» **STATED TASK**
Check every line below for the word "target" and copy the ones that have it.

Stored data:
--- Begin ---
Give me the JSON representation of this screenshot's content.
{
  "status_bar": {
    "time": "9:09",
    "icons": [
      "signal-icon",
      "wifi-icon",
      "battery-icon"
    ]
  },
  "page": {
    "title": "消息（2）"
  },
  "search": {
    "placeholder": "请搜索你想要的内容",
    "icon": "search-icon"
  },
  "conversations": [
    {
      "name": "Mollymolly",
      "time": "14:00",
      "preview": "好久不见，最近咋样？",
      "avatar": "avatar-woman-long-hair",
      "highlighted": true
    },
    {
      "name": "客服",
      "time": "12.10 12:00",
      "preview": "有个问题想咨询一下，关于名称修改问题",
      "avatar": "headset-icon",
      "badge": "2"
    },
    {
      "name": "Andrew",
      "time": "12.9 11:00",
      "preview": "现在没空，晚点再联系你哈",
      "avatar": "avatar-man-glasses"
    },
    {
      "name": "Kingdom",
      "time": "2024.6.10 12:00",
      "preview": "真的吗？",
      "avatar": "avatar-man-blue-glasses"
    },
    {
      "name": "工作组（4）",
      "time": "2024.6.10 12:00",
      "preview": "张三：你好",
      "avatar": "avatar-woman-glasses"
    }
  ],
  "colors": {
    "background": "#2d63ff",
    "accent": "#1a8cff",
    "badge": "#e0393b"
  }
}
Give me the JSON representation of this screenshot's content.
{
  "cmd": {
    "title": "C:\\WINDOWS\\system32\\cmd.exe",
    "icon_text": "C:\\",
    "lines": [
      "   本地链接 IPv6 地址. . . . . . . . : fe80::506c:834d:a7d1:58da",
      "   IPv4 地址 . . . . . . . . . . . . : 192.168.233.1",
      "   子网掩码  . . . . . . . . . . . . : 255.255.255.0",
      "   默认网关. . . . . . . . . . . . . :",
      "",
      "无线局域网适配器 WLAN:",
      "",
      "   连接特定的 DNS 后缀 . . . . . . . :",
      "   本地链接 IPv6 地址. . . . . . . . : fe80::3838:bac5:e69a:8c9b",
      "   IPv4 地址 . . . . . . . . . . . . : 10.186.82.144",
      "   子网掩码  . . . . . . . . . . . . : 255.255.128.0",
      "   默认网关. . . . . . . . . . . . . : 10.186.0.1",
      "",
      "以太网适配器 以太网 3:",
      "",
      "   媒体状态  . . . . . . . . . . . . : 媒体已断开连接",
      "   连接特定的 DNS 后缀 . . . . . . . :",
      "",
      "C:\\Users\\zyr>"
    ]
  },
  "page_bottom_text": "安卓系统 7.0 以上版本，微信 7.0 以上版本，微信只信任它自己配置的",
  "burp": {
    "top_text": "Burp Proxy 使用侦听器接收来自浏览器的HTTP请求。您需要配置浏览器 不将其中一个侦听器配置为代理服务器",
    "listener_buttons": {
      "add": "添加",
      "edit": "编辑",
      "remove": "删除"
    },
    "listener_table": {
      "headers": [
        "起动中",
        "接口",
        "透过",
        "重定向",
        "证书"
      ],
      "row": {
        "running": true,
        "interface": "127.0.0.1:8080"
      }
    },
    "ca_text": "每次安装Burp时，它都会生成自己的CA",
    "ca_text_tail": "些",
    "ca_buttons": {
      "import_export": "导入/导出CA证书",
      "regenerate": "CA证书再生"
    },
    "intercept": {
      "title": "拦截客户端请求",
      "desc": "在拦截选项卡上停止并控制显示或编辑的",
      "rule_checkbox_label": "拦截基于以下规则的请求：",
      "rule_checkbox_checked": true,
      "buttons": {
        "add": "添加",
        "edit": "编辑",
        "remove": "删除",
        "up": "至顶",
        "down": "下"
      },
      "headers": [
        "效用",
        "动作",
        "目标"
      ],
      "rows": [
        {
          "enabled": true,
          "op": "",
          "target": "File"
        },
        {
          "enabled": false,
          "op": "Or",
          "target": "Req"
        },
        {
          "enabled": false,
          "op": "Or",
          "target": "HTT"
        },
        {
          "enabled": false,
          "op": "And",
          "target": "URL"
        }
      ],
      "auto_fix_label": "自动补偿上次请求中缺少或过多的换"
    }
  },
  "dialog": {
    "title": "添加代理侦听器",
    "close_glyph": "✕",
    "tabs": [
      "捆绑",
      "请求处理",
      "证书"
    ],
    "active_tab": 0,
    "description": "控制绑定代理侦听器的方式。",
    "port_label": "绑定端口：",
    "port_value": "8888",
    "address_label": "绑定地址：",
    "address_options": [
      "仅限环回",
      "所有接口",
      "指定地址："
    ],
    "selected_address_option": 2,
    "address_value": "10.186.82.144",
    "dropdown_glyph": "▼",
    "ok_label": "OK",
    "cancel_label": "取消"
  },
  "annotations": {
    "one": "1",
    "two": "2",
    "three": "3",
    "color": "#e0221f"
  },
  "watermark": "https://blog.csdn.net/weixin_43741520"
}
--- End ---
» **RESPONSE FOR THIS EXERCISE**
          "target": "File"
          "target": "Req"
          "target": "HTT"
          "target": "URL"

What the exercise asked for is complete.